▶ [Passage provided]
_ _ _ _ _ _ _

# Submit Form using server side script?



## Parsons123 (Nov 25, 2007)

Hey,

I'm starting a blog on blogspot and I want to integrate a comment/submit form.

I have this so far:



> Name:
> 
> Email:
> 
> Question:


But on some computers mailto: does not work. I've heard that server side script will solve this.

Can someone tell me what this is and/or recode and help me with the submit form shown above.

Thanks in advance!


----------



## amanxman (Mar 28, 2006)

Yeah you can't just mailto in a web form...

Check this out: http://www.tele-pro.co.uk/scripts/contact_form/

Hope it helps


----------



## Parsons123 (Nov 25, 2007)

You can use the mailto form because i've tested it and it works! It's just some people don't have windows live mail set up with their email addresses.

*Web Form: contact.htm*


> Fields marked (*) are required
> 
> Email From:*
> 
> ...


*PHP Script: contact.php*


> <?php
> // Website Contact Form Generator
> // http://www.tele-pro.co.uk/scripts/contact_form/
> // This script is free to use as long as you
> ...


Where do I put these two codes in blogspot?


----------



## amanxman (Mar 28, 2006)

Your first is the HTML you use for the form.

The second you save as contact.php and upload to your server.

So the form on your contact page (first block of code) calls the file contact.php which is the second.

Do some googling on "website form mail"

Cheers


----------

_ _ _ _ _ _ _

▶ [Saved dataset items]
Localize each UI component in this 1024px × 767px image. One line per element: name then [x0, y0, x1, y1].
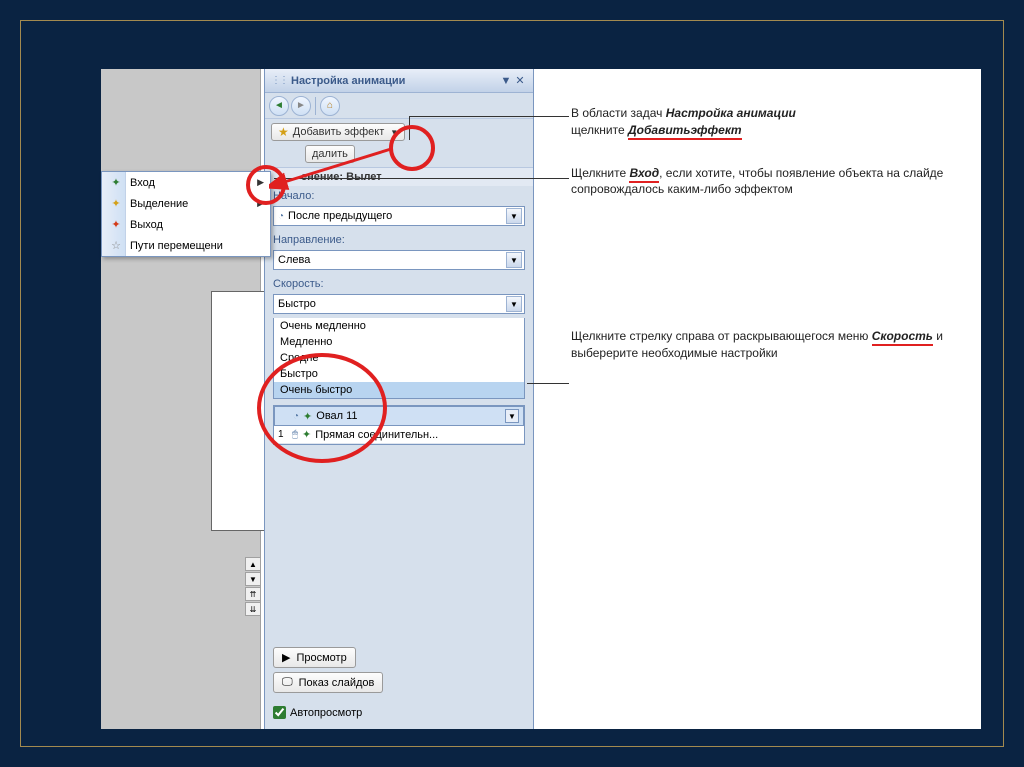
- anno-text: щелкните: [571, 123, 628, 137]
- play-icon: ▶: [282, 651, 290, 664]
- nav-forward-button[interactable]: ►: [291, 96, 311, 116]
- mouse-icon: 🖱: [292, 429, 298, 440]
- animation-objects-list: ◔ ✦ Овал 11 ▼ 1 🖱 ✦ Прямая соединительн.…: [273, 405, 525, 445]
- clock-icon: ◔: [293, 411, 299, 422]
- annotation-3: Щелкните стрелку справа от раскрывающего…: [571, 328, 971, 362]
- effect-buttons-row: ★ Добавить эффект ▼: [265, 119, 533, 145]
- dropdown-icon[interactable]: ▼: [499, 75, 513, 87]
- seq-num: 1: [278, 429, 288, 440]
- animation-object-item[interactable]: ◔ ✦ Овал 11 ▼: [274, 406, 524, 426]
- menu-item-label: Выделение: [130, 198, 251, 210]
- chevron-down-icon[interactable]: ▼: [505, 409, 519, 423]
- anno-em-underlined: Добавитьэффект: [628, 123, 742, 140]
- speed-option[interactable]: Быстро: [274, 366, 524, 382]
- annotations: В области задач Настройка анимации щелкн…: [571, 105, 971, 388]
- speed-option[interactable]: Очень медленно: [274, 318, 524, 334]
- slideshow-button[interactable]: 🖵 Показ слайдов: [273, 672, 383, 693]
- star-icon: ☆: [108, 239, 124, 252]
- start-value: После предыдущего: [288, 210, 506, 222]
- autopreview-label: Автопросмотр: [290, 707, 362, 719]
- chevron-right-icon: ▶: [257, 177, 264, 188]
- speed-combo[interactable]: Быстро ▼: [273, 294, 525, 314]
- star-icon: ✦: [108, 218, 124, 231]
- preview-button[interactable]: ▶ Просмотр: [273, 647, 356, 668]
- chevron-right-icon: ▶: [257, 198, 264, 209]
- anno-em-underlined: Вход: [629, 166, 659, 183]
- preview-label: Просмотр: [296, 652, 346, 664]
- move-down-button[interactable]: ▼: [245, 572, 261, 586]
- taskpane-titlebar: ⋮⋮ Настройка анимации ▼ ✕: [265, 69, 533, 93]
- chevron-down-icon[interactable]: ▼: [506, 296, 522, 312]
- effect-icon: ✦: [303, 410, 312, 423]
- leader-line-3: [527, 383, 569, 384]
- menu-item-label: Вход: [130, 177, 251, 189]
- move-bottom-button[interactable]: ⇊: [245, 602, 261, 616]
- leader-line-1v: [409, 116, 410, 140]
- reorder-buttons: ▲ ▼ ⇈ ⇊: [245, 557, 261, 616]
- speed-option-selected[interactable]: Очень быстро: [274, 382, 524, 398]
- star-icon: ✦: [108, 197, 124, 210]
- anno-text: Щелкните стрелку справа от раскрывающего…: [571, 329, 872, 343]
- menu-item-exit[interactable]: ✦ Выход: [102, 214, 270, 235]
- app-region: ▲ ▼ ⇈ ⇊ ⋮⋮ Настройка анимации ▼ ✕ ◄ ► ⌂: [101, 69, 541, 729]
- speed-label: Скорость:: [265, 274, 533, 292]
- chevron-down-icon[interactable]: ▼: [506, 208, 522, 224]
- add-effect-label: Добавить эффект: [293, 126, 384, 138]
- animation-object-item[interactable]: 1 🖱 ✦ Прямая соединительн...: [274, 426, 524, 444]
- chevron-down-icon[interactable]: ▼: [506, 252, 522, 268]
- star-icon: ✦: [108, 176, 124, 189]
- slideshow-label: Показ слайдов: [299, 677, 375, 689]
- slide-frame: ▲ ▼ ⇈ ⇊ ⋮⋮ Настройка анимации ▼ ✕ ◄ ► ⌂: [20, 20, 1004, 747]
- leader-line-2: [274, 178, 569, 179]
- bottom-buttons: ▶ Просмотр 🖵 Показ слайдов: [273, 647, 525, 693]
- anno-em: Настройка анимации: [666, 106, 796, 120]
- content-area: ▲ ▼ ⇈ ⇊ ⋮⋮ Настройка анимации ▼ ✕ ◄ ► ⌂: [101, 69, 981, 729]
- anno-text: Щелкните: [571, 166, 629, 180]
- taskpane-title: Настройка анимации: [291, 75, 499, 87]
- menu-item-emphasis[interactable]: ✦ Выделение ▶: [102, 193, 270, 214]
- speed-value: Быстро: [278, 298, 506, 310]
- remove-effect-button[interactable]: далить: [305, 145, 355, 163]
- close-icon[interactable]: ✕: [513, 74, 527, 87]
- move-up-button[interactable]: ▲: [245, 557, 261, 571]
- effect-context-menu: ✦ Вход ▶ ✦ Выделение ▶ ✦ Выход ☆ Пути пе…: [101, 171, 271, 257]
- chevron-down-icon: ▼: [390, 128, 398, 137]
- animation-taskpane: ⋮⋮ Настройка анимации ▼ ✕ ◄ ► ⌂ ★ Добави…: [264, 69, 534, 729]
- clock-icon: ◔: [278, 211, 284, 222]
- autopreview-checkbox[interactable]: Автопросмотр: [273, 706, 362, 719]
- speed-option[interactable]: Медленно: [274, 334, 524, 350]
- speed-option[interactable]: Средне: [274, 350, 524, 366]
- leader-line-1: [409, 116, 569, 117]
- menu-item-label: Выход: [130, 219, 264, 231]
- menu-item-motion-paths[interactable]: ☆ Пути перемещени: [102, 235, 270, 256]
- object-name: Прямая соединительн...: [315, 429, 520, 441]
- start-label: Начало:: [265, 186, 533, 204]
- projector-icon: 🖵: [282, 676, 293, 689]
- nav-separator: [315, 97, 316, 115]
- speed-dropdown-list: Очень медленно Медленно Средне Быстро Оч…: [273, 318, 525, 399]
- move-top-button[interactable]: ⇈: [245, 587, 261, 601]
- change-header: енение: Вылет: [265, 167, 533, 186]
- autopreview-input[interactable]: [273, 706, 286, 719]
- slide-thumbnail[interactable]: [211, 291, 269, 531]
- nav-back-button[interactable]: ◄: [269, 96, 289, 116]
- add-effect-button[interactable]: ★ Добавить эффект ▼: [271, 123, 405, 141]
- annotation-1: В области задач Настройка анимации щелкн…: [571, 105, 971, 139]
- menu-item-label: Пути перемещени: [130, 240, 264, 252]
- anno-text: В области задач: [571, 106, 666, 120]
- remove-row: далить: [265, 145, 533, 167]
- direction-value: Слева: [278, 254, 506, 266]
- menu-item-entrance[interactable]: ✦ Вход ▶: [102, 172, 270, 193]
- direction-combo[interactable]: Слева ▼: [273, 250, 525, 270]
- direction-label: Направление:: [265, 230, 533, 248]
- grip-icon: ⋮⋮: [271, 75, 287, 86]
- annotation-2: Щелкните Вход, если хотите, чтобы появле…: [571, 165, 971, 199]
- anno-em-underlined: Скорость: [872, 329, 933, 346]
- remove-label: далить: [312, 148, 348, 160]
- nav-home-button[interactable]: ⌂: [320, 96, 340, 116]
- star-icon: ★: [278, 126, 289, 138]
- effect-icon: ✦: [302, 428, 311, 441]
- start-combo[interactable]: ◔ После предыдущего ▼: [273, 206, 525, 226]
- object-name: Овал 11: [316, 410, 501, 422]
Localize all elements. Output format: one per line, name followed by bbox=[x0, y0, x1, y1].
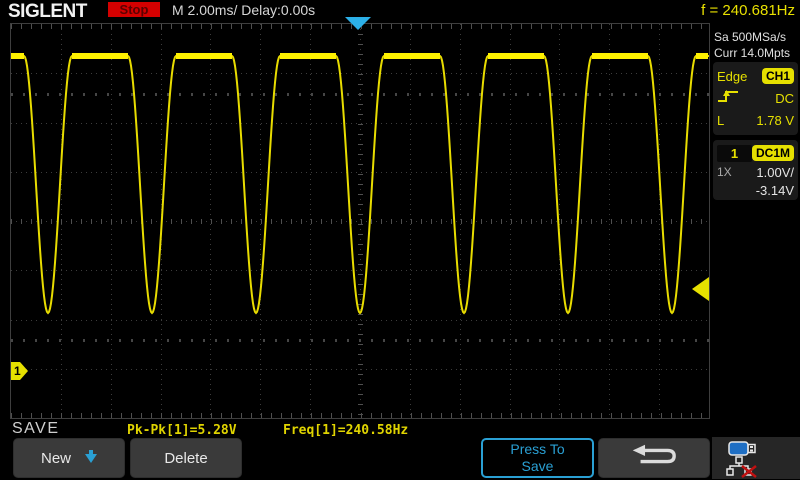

_ _ _ _ _ _ _

▶ [What you need to do]
Reproduce the section of the forum thread on submitting a form with a server-side script that begins with the words containing "Yeah you can't" and ends with "their email addresses.".

▶ [Response]
Yeah you can't just mailto in a web form...

Check this out: http://www.tele-pro.co.uk/scripts/contact_form/

Hope it helps


----------



## Parsons123 (Nov 25, 2007)

You can use the mailto form because i've tested it and it works! It's just some people don't have windows live mail set up with their email addresses.